SET EXERCISE: Write out the entire listing below exactly as it appears, minus any pictures.

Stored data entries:
+--
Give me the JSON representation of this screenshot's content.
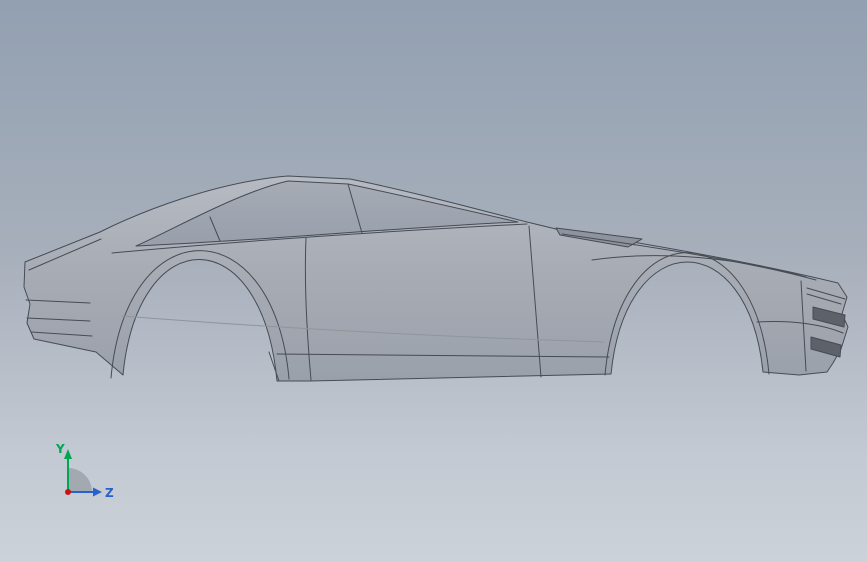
{
  "viewport": {
    "type": "3d-cad-viewport",
    "background_top": "#92a0b1",
    "background_mid": "#a7afbb",
    "background_bottom": "#ccd2d9"
  },
  "model": {
    "label": "car-body-side-profile",
    "edge_color": "#464b54",
    "body_fill_top": "#b6bac2",
    "body_fill_mid": "#a8acb5",
    "body_fill_bottom": "#9aa0aa",
    "glass_fill_top": "#a6abb4",
    "glass_fill_bottom": "#989fab",
    "slot_fill": "#5d616a",
    "cowl_fill": "#8e939d",
    "highlight_line": "#8f949d"
  },
  "triad": {
    "y_label": "Y",
    "z_label": "Z",
    "y_color": "#00a651",
    "z_color": "#2661cc",
    "x_color": "#cc1111",
    "hub_color": "#99a0a8"
  }
}
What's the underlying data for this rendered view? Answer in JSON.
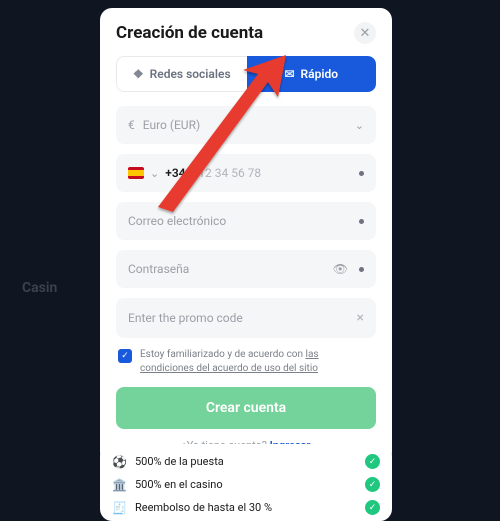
+--
SOLVED PROBLEM:
Give me the JSON representation of this screenshot's content.
{
  "viewport": {
    "type": "3d-cad-viewport",
    "background_top": "#92a0b1",
    "background_mid": "#a7afbb",
    "background_bottom": "#ccd2d9"
  },
  "model": {
    "label": "car-body-side-profile",
    "edge_color": "#464b54",
    "body_fill_top": "#b6bac2",
    "body_fill_mid": "#a8acb5",
    "body_fill_bottom": "#9aa0aa",
    "glass_fill_top": "#a6abb4",
    "glass_fill_bottom": "#989fab",
    "slot_fill": "#5d616a",
    "cowl_fill": "#8e939d",
    "highlight_line": "#8f949d"
  },
  "triad": {
    "y_label": "Y",
    "z_label": "Z",
    "y_color": "#00a651",
    "z_color": "#2661cc",
    "x_color": "#cc1111",
    "hub_color": "#99a0a8"
  }
}
What's the underlying data for this rendered view? Answer in JSON.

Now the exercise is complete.